Rows:
--*--

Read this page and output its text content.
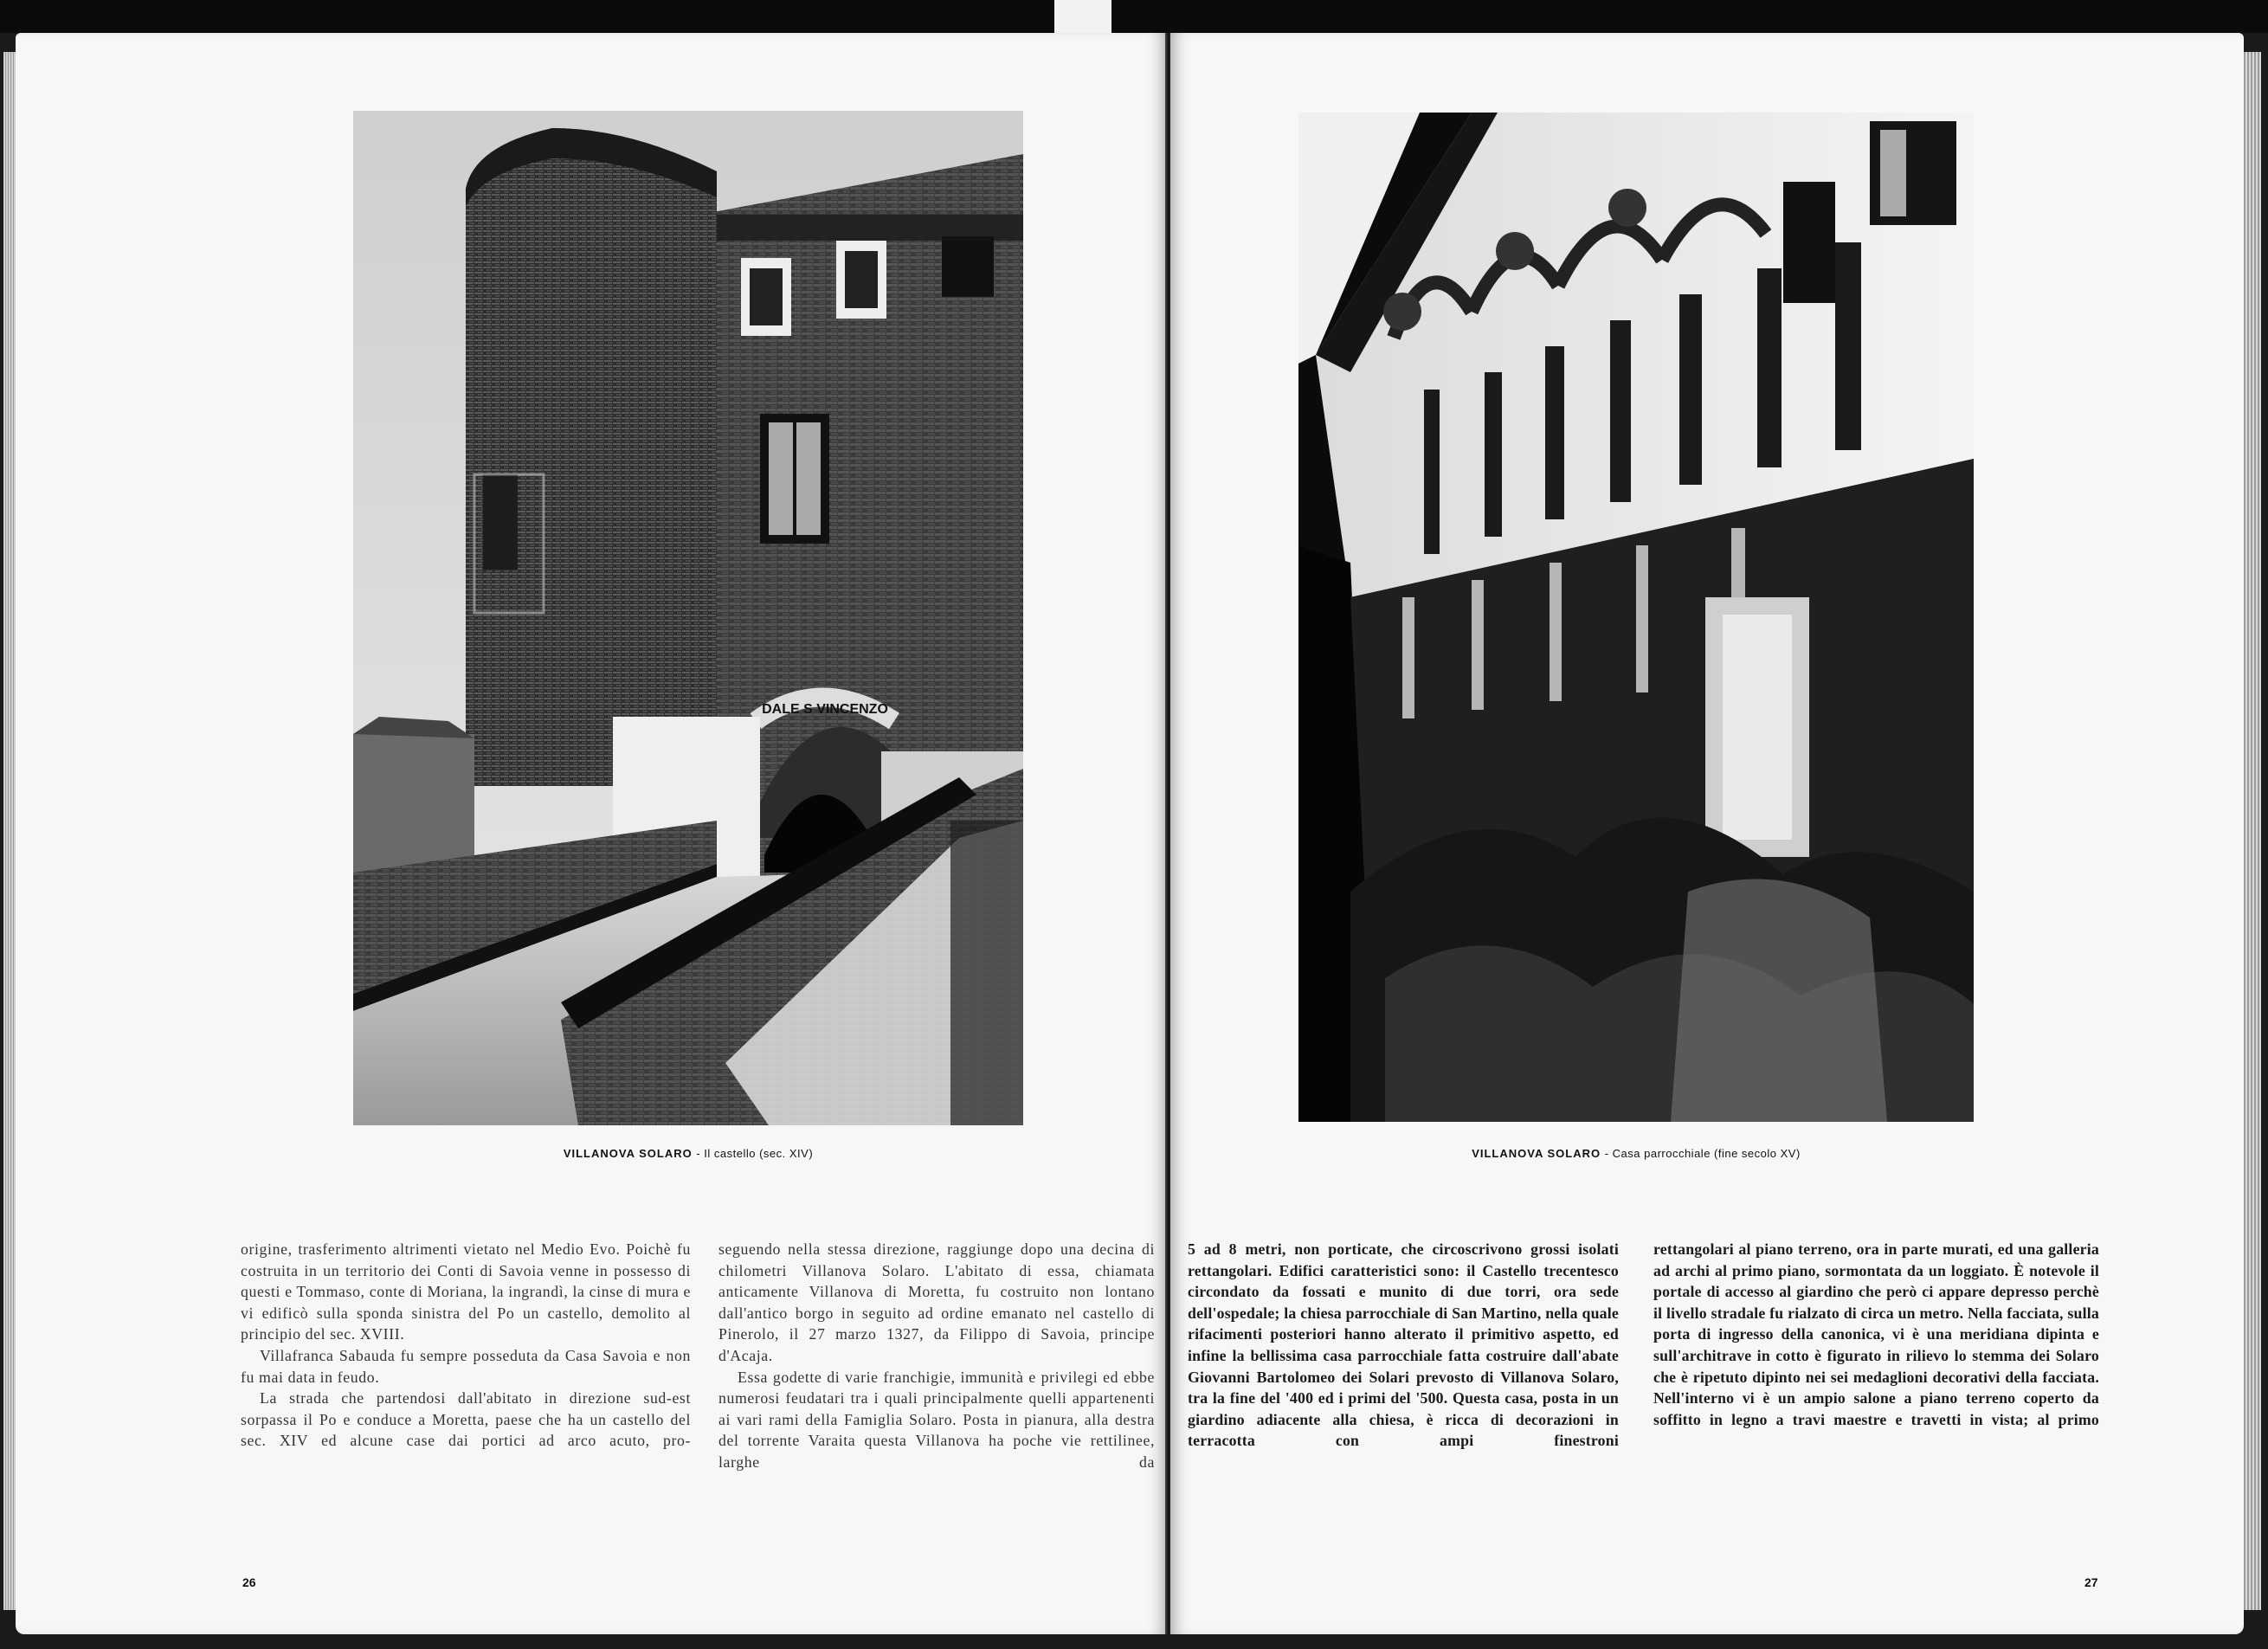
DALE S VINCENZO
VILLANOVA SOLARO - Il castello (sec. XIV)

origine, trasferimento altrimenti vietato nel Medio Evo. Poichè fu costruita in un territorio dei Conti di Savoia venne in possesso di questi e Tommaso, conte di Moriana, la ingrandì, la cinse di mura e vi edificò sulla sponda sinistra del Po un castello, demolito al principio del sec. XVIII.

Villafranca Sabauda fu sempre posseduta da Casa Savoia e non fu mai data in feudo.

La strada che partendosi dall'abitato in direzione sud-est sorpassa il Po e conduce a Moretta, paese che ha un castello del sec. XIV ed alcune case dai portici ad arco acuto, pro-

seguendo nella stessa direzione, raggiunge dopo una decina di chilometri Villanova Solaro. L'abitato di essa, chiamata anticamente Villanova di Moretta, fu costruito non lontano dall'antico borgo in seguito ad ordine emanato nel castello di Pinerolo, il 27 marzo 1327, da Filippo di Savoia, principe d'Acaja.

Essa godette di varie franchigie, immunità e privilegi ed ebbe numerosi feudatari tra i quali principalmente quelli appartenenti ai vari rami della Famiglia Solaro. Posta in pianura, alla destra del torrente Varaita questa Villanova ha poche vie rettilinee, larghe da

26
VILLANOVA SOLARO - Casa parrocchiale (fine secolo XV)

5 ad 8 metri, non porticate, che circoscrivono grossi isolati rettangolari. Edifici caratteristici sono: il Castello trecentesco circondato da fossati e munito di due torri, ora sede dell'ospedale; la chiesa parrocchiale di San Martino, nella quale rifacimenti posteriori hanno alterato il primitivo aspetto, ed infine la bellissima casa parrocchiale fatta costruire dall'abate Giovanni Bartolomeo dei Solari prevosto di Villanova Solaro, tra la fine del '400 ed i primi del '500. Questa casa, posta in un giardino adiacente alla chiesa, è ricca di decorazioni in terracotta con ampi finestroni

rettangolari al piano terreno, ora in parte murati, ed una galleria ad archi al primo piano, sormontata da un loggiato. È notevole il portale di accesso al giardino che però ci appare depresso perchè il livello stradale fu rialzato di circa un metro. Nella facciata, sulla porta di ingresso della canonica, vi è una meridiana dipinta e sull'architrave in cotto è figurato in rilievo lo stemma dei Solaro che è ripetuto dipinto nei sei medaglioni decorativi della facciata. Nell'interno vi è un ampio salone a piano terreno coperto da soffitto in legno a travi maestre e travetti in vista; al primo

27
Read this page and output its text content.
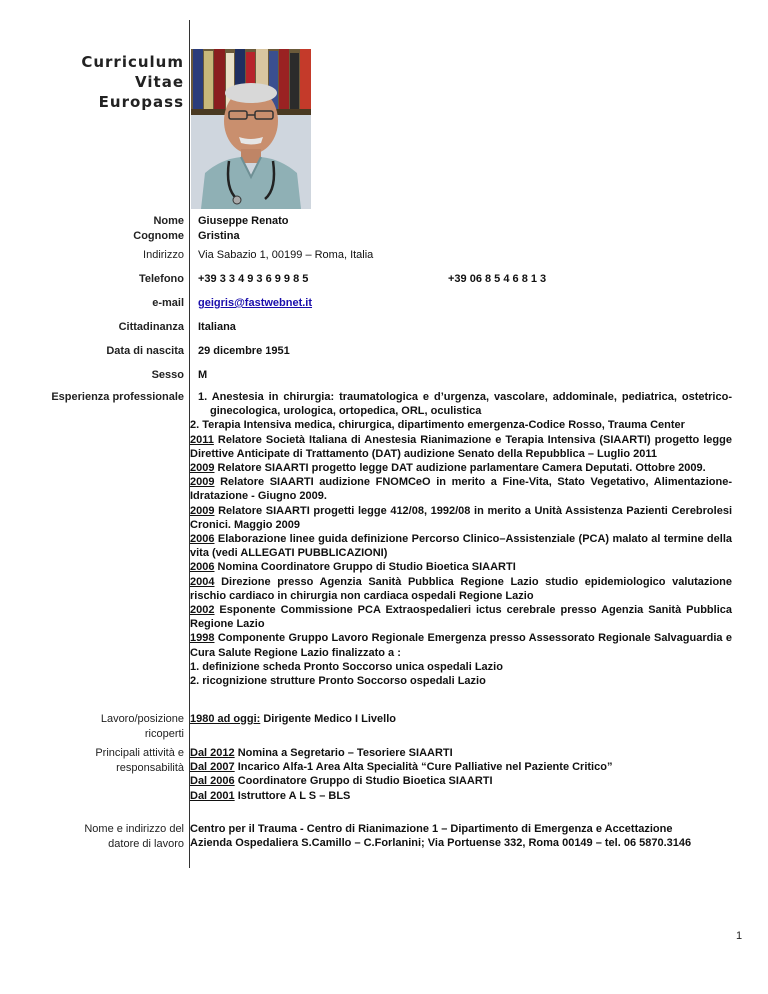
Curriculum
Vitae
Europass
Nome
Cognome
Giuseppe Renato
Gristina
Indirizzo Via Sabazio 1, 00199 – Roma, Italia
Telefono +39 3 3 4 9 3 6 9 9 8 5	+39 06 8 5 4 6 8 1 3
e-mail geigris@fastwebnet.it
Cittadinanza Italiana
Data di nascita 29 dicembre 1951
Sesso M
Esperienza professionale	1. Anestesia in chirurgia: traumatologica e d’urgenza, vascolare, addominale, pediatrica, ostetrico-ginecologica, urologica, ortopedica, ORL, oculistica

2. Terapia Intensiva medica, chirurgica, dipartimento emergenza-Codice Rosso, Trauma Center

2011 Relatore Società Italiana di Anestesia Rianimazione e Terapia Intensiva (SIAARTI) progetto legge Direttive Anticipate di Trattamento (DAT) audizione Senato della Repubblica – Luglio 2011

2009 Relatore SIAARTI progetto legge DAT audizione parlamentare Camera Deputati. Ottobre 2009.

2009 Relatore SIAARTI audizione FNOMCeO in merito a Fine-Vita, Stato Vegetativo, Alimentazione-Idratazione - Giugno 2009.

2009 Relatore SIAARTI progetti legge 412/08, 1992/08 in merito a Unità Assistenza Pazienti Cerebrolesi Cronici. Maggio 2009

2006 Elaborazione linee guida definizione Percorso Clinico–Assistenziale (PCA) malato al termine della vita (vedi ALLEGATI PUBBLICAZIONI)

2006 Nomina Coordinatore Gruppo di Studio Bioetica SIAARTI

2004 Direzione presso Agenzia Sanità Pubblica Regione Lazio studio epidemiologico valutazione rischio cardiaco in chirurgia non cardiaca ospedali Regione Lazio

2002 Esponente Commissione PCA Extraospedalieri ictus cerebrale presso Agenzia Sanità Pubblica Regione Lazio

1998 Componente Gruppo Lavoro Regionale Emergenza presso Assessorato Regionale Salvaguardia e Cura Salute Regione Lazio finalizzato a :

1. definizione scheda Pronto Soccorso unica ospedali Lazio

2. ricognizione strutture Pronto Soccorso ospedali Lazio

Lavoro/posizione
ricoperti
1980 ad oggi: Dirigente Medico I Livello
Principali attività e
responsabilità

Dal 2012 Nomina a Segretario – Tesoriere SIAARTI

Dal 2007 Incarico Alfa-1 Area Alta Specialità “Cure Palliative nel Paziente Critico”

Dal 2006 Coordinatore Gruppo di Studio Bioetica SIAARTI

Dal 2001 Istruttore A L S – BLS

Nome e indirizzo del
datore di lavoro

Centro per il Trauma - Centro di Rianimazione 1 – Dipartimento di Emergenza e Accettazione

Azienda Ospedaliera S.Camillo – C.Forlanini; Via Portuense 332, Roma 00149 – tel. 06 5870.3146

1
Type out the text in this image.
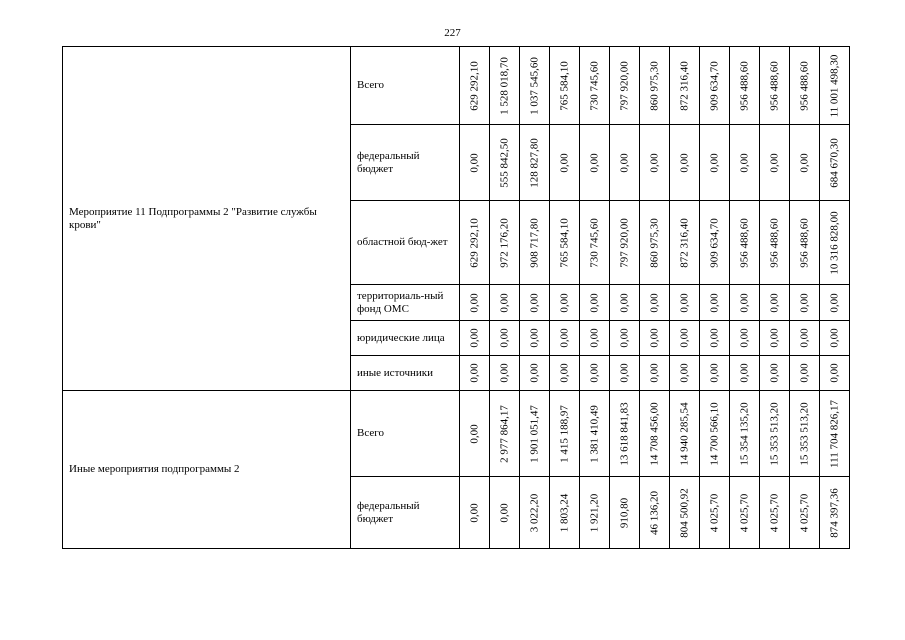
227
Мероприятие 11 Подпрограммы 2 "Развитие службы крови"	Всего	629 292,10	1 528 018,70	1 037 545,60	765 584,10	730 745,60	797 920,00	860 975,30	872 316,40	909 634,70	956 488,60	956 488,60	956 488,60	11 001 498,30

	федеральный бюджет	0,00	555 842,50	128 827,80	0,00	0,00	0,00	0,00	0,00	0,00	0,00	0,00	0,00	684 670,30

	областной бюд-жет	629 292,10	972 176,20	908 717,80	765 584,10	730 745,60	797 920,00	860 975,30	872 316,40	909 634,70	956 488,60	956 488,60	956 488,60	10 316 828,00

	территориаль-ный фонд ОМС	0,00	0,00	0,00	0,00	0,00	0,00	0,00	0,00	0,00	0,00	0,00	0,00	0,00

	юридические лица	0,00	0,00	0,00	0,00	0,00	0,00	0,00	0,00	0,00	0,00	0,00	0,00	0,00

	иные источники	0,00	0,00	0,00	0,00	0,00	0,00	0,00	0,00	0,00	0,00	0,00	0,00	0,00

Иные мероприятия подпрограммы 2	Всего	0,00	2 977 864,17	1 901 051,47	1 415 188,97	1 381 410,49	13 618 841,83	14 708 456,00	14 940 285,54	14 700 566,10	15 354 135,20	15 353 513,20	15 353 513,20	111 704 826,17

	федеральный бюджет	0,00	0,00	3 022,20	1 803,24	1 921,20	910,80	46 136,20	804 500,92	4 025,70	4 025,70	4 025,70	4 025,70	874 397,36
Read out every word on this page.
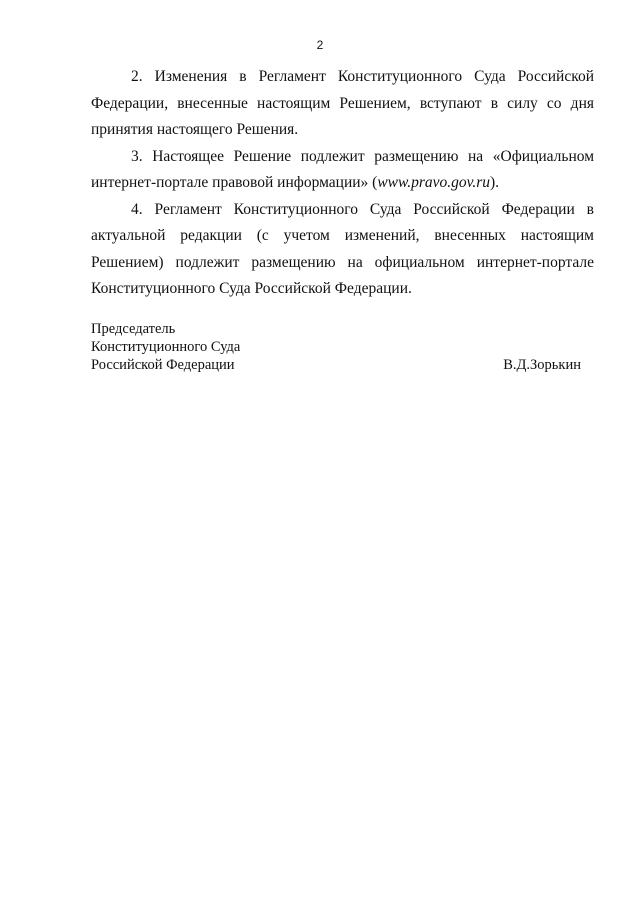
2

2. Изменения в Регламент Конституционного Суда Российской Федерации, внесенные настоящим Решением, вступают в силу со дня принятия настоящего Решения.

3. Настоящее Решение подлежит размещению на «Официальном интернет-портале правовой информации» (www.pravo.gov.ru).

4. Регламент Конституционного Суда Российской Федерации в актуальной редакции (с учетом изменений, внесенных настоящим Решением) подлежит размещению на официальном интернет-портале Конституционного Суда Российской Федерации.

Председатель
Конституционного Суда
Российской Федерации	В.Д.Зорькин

--*--

Written instruction:
Copy each line of the listing in which the word "merito" can be found.

Task response:
2009 Relatore SIAARTI audizione FNOMCeO in merito a Fine-Vita, Stato Vegetativo, Alimentazione-Idratazione - Giugno 2009.
2009 Relatore SIAARTI progetti legge 412/08, 1992/08 in merito a Unità Assistenza Pazienti Cerebrolesi Cronici. Maggio 2009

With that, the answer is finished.